## EXERCISE INSTRUCTIONS
Retype the whole listing below, character for character.

## TASK INPUT
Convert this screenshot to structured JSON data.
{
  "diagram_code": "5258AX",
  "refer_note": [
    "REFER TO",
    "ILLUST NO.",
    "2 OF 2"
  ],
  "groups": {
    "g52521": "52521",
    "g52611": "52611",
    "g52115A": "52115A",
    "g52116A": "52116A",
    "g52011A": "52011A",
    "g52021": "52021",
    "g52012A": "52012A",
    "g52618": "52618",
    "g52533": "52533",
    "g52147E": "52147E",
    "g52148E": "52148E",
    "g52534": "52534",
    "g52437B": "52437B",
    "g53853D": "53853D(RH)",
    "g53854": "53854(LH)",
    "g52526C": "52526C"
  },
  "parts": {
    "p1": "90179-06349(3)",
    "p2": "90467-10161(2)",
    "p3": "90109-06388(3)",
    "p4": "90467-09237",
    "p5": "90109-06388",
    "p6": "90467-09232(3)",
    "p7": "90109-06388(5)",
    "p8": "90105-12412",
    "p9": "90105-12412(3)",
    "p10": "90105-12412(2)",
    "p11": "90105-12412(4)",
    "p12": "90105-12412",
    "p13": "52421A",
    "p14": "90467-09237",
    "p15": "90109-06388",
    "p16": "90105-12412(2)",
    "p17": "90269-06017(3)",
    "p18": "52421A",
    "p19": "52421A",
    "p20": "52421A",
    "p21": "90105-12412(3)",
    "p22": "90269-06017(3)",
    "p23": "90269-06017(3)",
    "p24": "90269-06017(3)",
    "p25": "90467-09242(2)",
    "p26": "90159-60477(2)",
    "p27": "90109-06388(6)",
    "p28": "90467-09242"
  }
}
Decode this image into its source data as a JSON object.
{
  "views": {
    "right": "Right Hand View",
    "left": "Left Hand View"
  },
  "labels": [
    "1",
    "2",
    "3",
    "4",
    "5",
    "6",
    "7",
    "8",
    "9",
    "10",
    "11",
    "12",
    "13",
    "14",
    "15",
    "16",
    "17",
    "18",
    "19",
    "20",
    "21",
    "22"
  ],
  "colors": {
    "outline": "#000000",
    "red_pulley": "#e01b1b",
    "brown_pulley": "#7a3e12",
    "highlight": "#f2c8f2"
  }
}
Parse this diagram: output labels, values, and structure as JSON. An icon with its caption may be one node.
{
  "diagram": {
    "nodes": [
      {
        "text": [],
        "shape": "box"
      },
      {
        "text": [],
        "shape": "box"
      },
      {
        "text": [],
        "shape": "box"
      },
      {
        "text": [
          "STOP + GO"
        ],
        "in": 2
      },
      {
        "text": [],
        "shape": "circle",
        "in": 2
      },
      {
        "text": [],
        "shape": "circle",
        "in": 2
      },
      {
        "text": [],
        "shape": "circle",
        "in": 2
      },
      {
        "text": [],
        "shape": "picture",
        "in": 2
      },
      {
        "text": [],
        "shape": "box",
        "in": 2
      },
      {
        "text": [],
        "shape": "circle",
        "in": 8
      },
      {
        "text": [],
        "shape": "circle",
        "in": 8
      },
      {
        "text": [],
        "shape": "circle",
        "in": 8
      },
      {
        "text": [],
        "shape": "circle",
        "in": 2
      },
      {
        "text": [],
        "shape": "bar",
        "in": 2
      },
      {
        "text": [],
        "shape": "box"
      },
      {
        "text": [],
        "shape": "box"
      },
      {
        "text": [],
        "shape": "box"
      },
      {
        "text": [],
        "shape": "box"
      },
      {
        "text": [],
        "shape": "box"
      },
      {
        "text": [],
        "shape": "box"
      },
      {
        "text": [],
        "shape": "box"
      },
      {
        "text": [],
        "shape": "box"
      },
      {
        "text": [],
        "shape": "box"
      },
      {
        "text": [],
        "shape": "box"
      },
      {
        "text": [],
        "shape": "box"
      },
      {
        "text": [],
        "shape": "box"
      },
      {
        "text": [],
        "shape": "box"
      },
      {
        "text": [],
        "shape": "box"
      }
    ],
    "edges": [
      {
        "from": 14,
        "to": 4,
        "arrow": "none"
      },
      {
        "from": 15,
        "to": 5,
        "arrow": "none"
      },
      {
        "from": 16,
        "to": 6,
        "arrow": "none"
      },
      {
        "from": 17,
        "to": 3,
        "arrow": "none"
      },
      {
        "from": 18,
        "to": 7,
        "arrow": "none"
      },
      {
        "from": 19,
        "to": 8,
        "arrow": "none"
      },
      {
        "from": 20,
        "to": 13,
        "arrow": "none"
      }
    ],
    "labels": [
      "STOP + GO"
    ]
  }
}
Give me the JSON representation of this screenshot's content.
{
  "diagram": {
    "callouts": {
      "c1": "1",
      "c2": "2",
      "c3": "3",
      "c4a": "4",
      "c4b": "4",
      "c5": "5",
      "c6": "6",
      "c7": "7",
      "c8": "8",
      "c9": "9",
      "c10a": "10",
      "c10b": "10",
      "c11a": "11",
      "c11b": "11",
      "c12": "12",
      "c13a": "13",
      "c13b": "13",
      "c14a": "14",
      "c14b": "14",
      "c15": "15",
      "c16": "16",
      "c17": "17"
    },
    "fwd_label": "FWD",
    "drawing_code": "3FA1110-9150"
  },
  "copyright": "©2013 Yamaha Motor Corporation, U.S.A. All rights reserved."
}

## THE COMPLETED TASK
Convert this screenshot to structured JSON data.
{
  "diagram_code": "5258AX",
  "refer_note": [
    "REFER TO",
    "ILLUST NO.",
    "2 OF 2"
  ],
  "groups": {
    "g52521": "52521",
    "g52611": "52611",
    "g52115A": "52115A",
    "g52116A": "52116A",
    "g52011A": "52011A",
    "g52021": "52021",
    "g52012A": "52012A",
    "g52618": "52618",
    "g52533": "52533",
    "g52147E": "52147E",
    "g52148E": "52148E",
    "g52534": "52534",
    "g52437B": "52437B",
    "g53853D": "53853D(RH)",
    "g53854": "53854(LH)",
    "g52526C": "52526C"
  },
  "parts": {
    "p1": "90179-06349(3)",
    "p2": "90467-10161(2)",
    "p3": "90109-06388(3)",
    "p4": "90467-09237",
    "p5": "90109-06388",
    "p6": "90467-09232(3)",
    "p7": "90109-06388(5)",
    "p8": "90105-12412",
    "p9": "90105-12412(3)",
    "p10": "90105-12412(2)",
    "p11": "90105-12412(4)",
    "p12": "90105-12412",
    "p13": "52421A",
    "p14": "90467-09237",
    "p15": "90109-06388",
    "p16": "90105-12412(2)",
    "p17": "90269-06017(3)",
    "p18": "52421A",
    "p19": "52421A",
    "p20": "52421A",
    "p21": "90105-12412(3)",
    "p22": "90269-06017(3)",
    "p23": "90269-06017(3)",
    "p24": "90269-06017(3)",
    "p25": "90467-09242(2)",
    "p26": "90159-60477(2)",
    "p27": "90109-06388(6)",
    "p28": "90467-09242"
  }
}
Decode this image into its source data as a JSON object.
{
  "views": {
    "right": "Right Hand View",
    "left": "Left Hand View"
  },
  "labels": [
    "1",
    "2",
    "3",
    "4",
    "5",
    "6",
    "7",
    "8",
    "9",
    "10",
    "11",
    "12",
    "13",
    "14",
    "15",
    "16",
    "17",
    "18",
    "19",
    "20",
    "21",
    "22"
  ],
  "colors": {
    "outline": "#000000",
    "red_pulley": "#e01b1b",
    "brown_pulley": "#7a3e12",
    "highlight": "#f2c8f2"
  }
}
Parse this diagram: output labels, values, and structure as JSON. An icon with its caption may be one node.
{
  "diagram": {
    "nodes": [
      {
        "text": [],
        "shape": "box"
      },
      {
        "text": [],
        "shape": "box"
      },
      {
        "text": [],
        "shape": "box"
      },
      {
        "text": [
          "STOP + GO"
        ],
        "in": 2
      },
      {
        "text": [],
        "shape": "circle",
        "in": 2
      },
      {
        "text": [],
        "shape": "circle",
        "in": 2
      },
      {
        "text": [],
        "shape": "circle",
        "in": 2
      },
      {
        "text": [],
        "shape": "picture",
        "in": 2
      },
      {
        "text": [],
        "shape": "box",
        "in": 2
      },
      {
        "text": [],
        "shape": "circle",
        "in": 8
      },
      {
        "text": [],
        "shape": "circle",
        "in": 8
      },
      {
        "text": [],
        "shape": "circle",
        "in": 8
      },
      {
        "text": [],
        "shape": "circle",
        "in": 2
      },
      {
        "text": [],
        "shape": "bar",
        "in": 2
      },
      {
        "text": [],
        "shape": "box"
      },
      {
        "text": [],
        "shape": "box"
      },
      {
        "text": [],
        "shape": "box"
      },
      {
        "text": [],
        "shape": "box"
      },
      {
        "text": [],
        "shape": "box"
      },
      {
        "text": [],
        "shape": "box"
      },
      {
        "text": [],
        "shape": "box"
      },
      {
        "text": [],
        "shape": "box"
      },
      {
        "text": [],
        "shape": "box"
      },
      {
        "text": [],
        "shape": "box"
      },
      {
        "text": [],
        "shape": "box"
      },
      {
        "text": [],
        "shape": "box"
      },
      {
        "text": [],
        "shape": "box"
      },
      {
        "text": [],
        "shape": "box"
      }
    ],
    "edges": [
      {
        "from": 14,
        "to": 4,
        "arrow": "none"
      },
      {
        "from": 15,
        "to": 5,
        "arrow": "none"
      },
      {
        "from": 16,
        "to": 6,
        "arrow": "none"
      },
      {
        "from": 17,
        "to": 3,
        "arrow": "none"
      },
      {
        "from": 18,
        "to": 7,
        "arrow": "none"
      },
      {
        "from": 19,
        "to": 8,
        "arrow": "none"
      },
      {
        "from": 20,
        "to": 13,
        "arrow": "none"
      }
    ],
    "labels": [
      "STOP + GO"
    ]
  }
}
Give me the JSON representation of this screenshot's content.
{
  "diagram": {
    "callouts": {
      "c1": "1",
      "c2": "2",
      "c3": "3",
      "c4a": "4",
      "c4b": "4",
      "c5": "5",
      "c6": "6",
      "c7": "7",
      "c8": "8",
      "c9": "9",
      "c10a": "10",
      "c10b": "10",
      "c11a": "11",
      "c11b": "11",
      "c12": "12",
      "c13a": "13",
      "c13b": "13",
      "c14a": "14",
      "c14b": "14",
      "c15": "15",
      "c16": "16",
      "c17": "17"
    },
    "fwd_label": "FWD",
    "drawing_code": "3FA1110-9150"
  },
  "copyright": "©2013 Yamaha Motor Corporation, U.S.A. All rights reserved."
}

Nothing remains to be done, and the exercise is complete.